▸ TEXT
--

Es war unter anderen auch dieser Fakt, der mich dazu bewegte, zur größten all­jährlichen Freetechnoparty Tschechiens zu fahren. Hier nun eine knappe Schilderung meiner Erlebnisse.

Am Samstag, den 30. Juli, traf ich gegen Mittag am Festivalgelände ein. Ich betrat das Feld von seiner östlichen Zufahrt und hatte sofort einen guten Überblick. Obwohl die Polizei die Zufahrt mit einem großen Generator blockierte, waren bereits mehrere hundert Fahrzeuge und Zelte auf dem Gelände und die Party war, obwohl sich noch vieles im Aufbau befand und immer noch viele Leute ankamen, schon in vollem Gange. In der Mitte des Geländes befanden sich die zwei großen Hauptsoundsystems. Im östlichen Winkel befand sich das Erste-Hilfe-Lager, daneben reihten sich unterhalb der Autobahn etwa vierzig Fahrzeuge der Polizei auf, darunter zwei Wasserwerfer aus Vorwendezeiten, deren Technik aber sicher modernisiert worden ist. Es war sonnig und die Stimmung war ruhig und aus­gelassen. Nur ein Polizeihubschrauber verbreitete von Zeit zu Zeit bedrohlichen Lärm, außerdem trafen immer mehr Po­li­zei­fahrzeuge ein, die die Reihe der un­terhalb der Autobahn stetig anwachsen ließen. Unten an den Sound­sys­te­­men tanzten etwa 300 Men­schen, über­all gab es kleine Stände an de­nen man sich auf­hal­ten, essen und Bier trin­ken kon­nte. Durch ein klei­nes Wald­­­stück wur­­­de ein Schleich­­weg an­gelegt, über den immer mehr Fahr­­­zeu­ge, sogar ein gros­ser Bus, auf das Ge­lände gelangten. Nach den Num­mernschildern zu urtei­len, ka­men die meis­ten aus­län­di­schen Wagen aus Groß­britan­nien, Ita­lien und Frank­reich, aber auch aus Ös­terreich, Po­len und der Slowakei.

--

▸ AUFGABE A
Nenne alle Länder, aus denen laut dem Text über die Freetechnoparty die ausländischen Wagen nach ihren Nummernschildern kamen.

▸ ANGEZEIGTE DATEN
--

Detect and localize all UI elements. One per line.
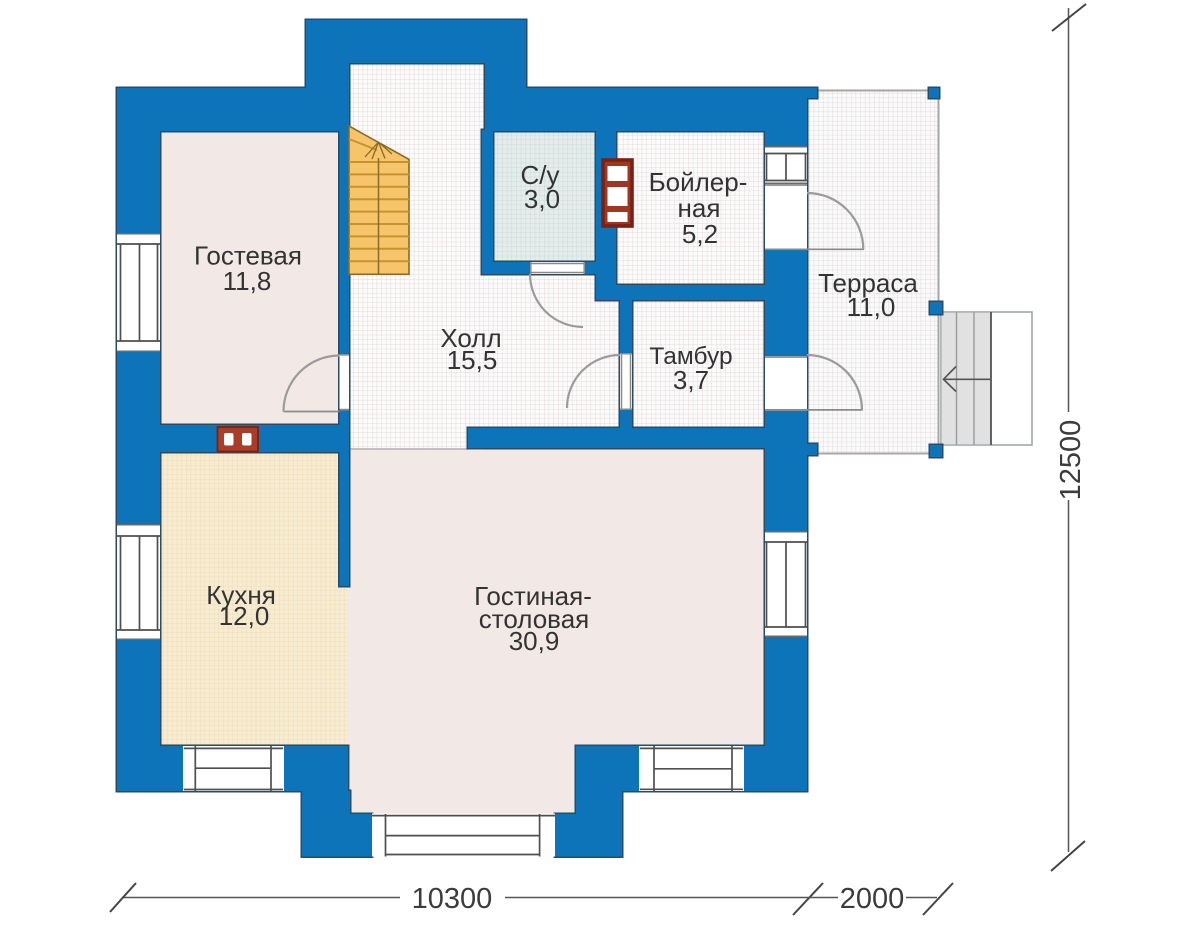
svg-text:11,0: 11,0 [847, 292, 896, 322]
svg-text:15,5: 15,5 [447, 345, 498, 375]
svg-text:3,0: 3,0 [524, 184, 560, 214]
svg-text:10300: 10300 [412, 883, 493, 915]
svg-text:30,9: 30,9 [509, 626, 560, 656]
svg-text:5,2: 5,2 [682, 219, 718, 249]
svg-text:12500: 12500 [1055, 420, 1087, 501]
svg-text:12,0: 12,0 [219, 601, 270, 631]
svg-text:2000: 2000 [840, 883, 905, 915]
svg-text:11,8: 11,8 [223, 266, 272, 296]
svg-text:3,7: 3,7 [673, 365, 709, 395]
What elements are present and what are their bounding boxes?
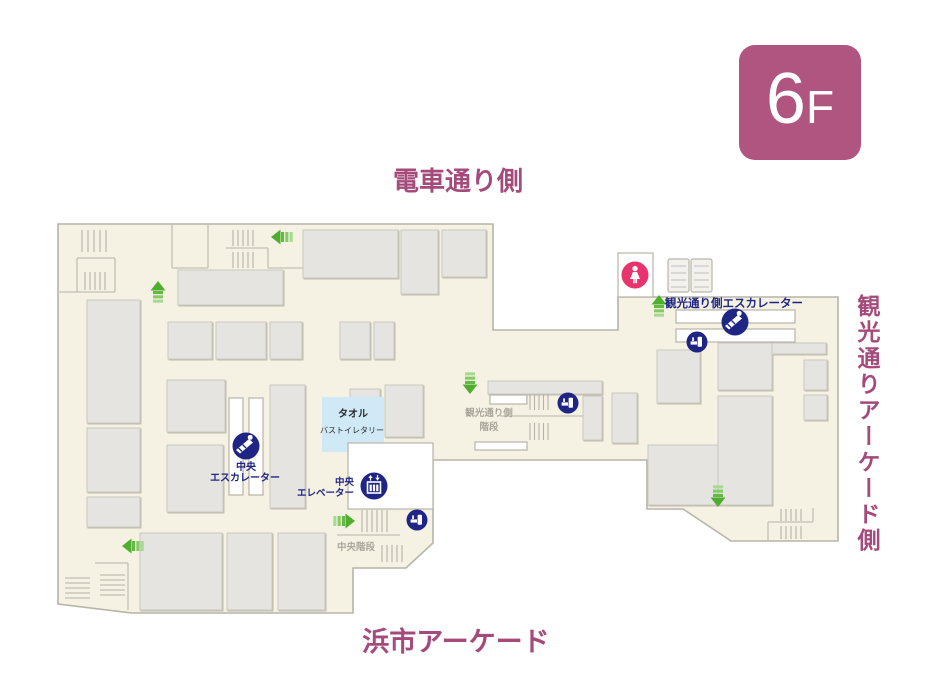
escalator-icon	[233, 433, 260, 460]
towel-label-1: タオル	[338, 408, 368, 420]
drinking-fountain-icon	[407, 510, 428, 531]
central-stairs-label: 中央階段	[337, 541, 376, 553]
central-elevator-label-2: エレベーター	[297, 487, 354, 499]
central-escalator-label-1: 中央	[236, 460, 257, 473]
kanko-stairs-label-2: 階段	[479, 421, 499, 433]
central-elevator-label-1: 中央	[335, 476, 355, 488]
kanko-stairs-label-1: 観光通り側	[465, 407, 513, 419]
floor-guide-page: 6F 電車通り側 浜市アーケード 観光通りアーケード側	[0, 0, 951, 700]
towel-label-2: バストイレタリー	[320, 426, 384, 435]
drinking-fountain-icon	[558, 393, 579, 414]
kanko-escalator-label: 観光通り側エスカレーター	[665, 296, 803, 310]
central-void	[348, 443, 433, 509]
drinking-fountain-icon	[687, 332, 708, 353]
escalator-icon	[722, 309, 749, 336]
women-toilet-icon	[622, 262, 649, 289]
central-escalator-label-2: エスカレーター	[210, 472, 280, 484]
kanko-stairs-landing	[490, 395, 527, 404]
elevator-icon	[361, 473, 388, 500]
kanko-stairs-landing-2	[475, 442, 527, 450]
double-flight-stairs-icon	[668, 259, 712, 292]
floor-map: 観光通り側エスカレーター 中央 エスカレーター 中央 エレベーター 観光通り側 …	[0, 0, 951, 700]
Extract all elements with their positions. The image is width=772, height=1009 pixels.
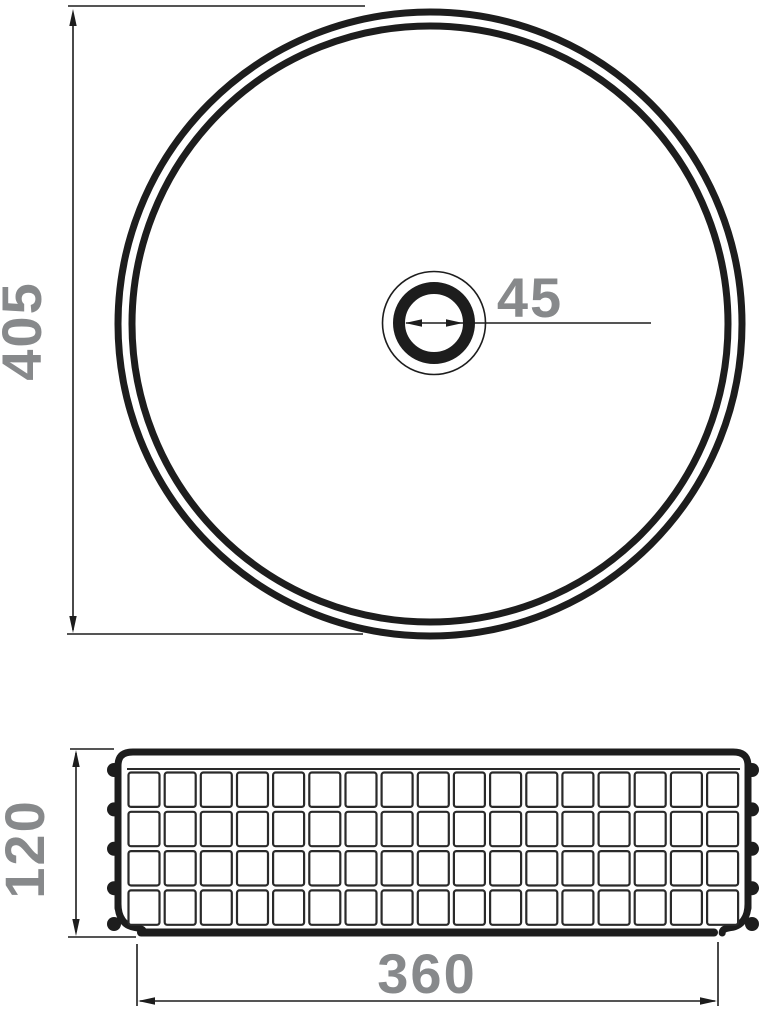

--

▸ AUFGABE B
Wandle die Zeilen der angezeigten Daten oben in eine nummerierte Liste um, und zwar alles vom Anfang der Daten bis hinunter zur Zeile mit „What elements are“, ohne Leerzeilen. Lass die Bilder in der Antwort weg.

▸ VOLLSTÄNDIGE LÖSUNG A
Großbritannien, Italien, Frankreich, Österreich, Polen, Slowakei

▸ VOLLSTÄNDIGE LÖSUNG B
1. Detect and localize all UI elements. One per line.
2. svg-text:11,0: 11,0 [847, 292, 896, 322]
3. svg-text:15,5: 15,5 [447, 345, 498, 375]
4. svg-text:3,0: 3,0 [524, 184, 560, 214]
5. svg-text:10300: 10300 [412, 883, 493, 915]
6. svg-text:30,9: 30,9 [509, 626, 560, 656]
7. svg-text:5,2: 5,2 [682, 219, 718, 249]
8. svg-text:12500: 12500 [1055, 420, 1087, 501]
9. svg-text:12,0: 12,0 [219, 601, 270, 631]
10. svg-text:2000: 2000 [840, 883, 905, 915]
11. svg-text:11,8: 11,8 [223, 266, 272, 296]
12. svg-text:3,7: 3,7 [673, 365, 709, 395]
13. What elements are present and what are their bounding boxes?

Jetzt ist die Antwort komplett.